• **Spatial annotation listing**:
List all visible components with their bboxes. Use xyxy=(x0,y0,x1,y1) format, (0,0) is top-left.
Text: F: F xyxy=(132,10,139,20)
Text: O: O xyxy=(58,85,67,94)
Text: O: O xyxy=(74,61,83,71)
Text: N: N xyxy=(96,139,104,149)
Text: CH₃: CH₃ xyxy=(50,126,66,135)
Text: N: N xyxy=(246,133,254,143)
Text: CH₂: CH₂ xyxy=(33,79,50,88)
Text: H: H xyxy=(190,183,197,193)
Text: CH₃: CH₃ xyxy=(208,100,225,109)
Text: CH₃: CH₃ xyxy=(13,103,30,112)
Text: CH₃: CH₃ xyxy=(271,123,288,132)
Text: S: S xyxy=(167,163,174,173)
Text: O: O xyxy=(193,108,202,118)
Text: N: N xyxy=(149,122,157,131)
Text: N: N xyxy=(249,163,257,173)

• **EXERCISE PROMPT**: Can you put the listing above into a two-column CSV with the headers "request" and "answer", one row per request? Enclose each field in double quotes and replace any line breaks inside a field with spaces.

• **OUTPUT OF THE EXERCISE**:
request,answer
"List all visible components with their bboxes. Use xyxy=(x0,y0,x1,y1) format, (0,0) is top-left.","Text: F: F xyxy=(132,10,139,20) Text: O: O xyxy=(58,85,67,94) Text: O: O xyxy=(74,61,83,71) Text: N: N xyxy=(96,139,104,149) Text: CH₃: CH₃ xyxy=(50,126,66,135) Text: N: N xyxy=(246,133,254,143) Text: CH₂: CH₂ xyxy=(33,79,50,88) Text: H: H xyxy=(190,183,197,193) Text: CH₃: CH₃ xyxy=(208,100,225,109) Text: CH₃: CH₃ xyxy=(13,103,30,112) Text: CH₃: CH₃ xyxy=(271,123,288,132) Text: S: S xyxy=(167,163,174,173) Text: O: O xyxy=(193,108,202,118) Text: N: N xyxy=(149,122,157,131) Text: N: N xyxy=(249,163,257,173)"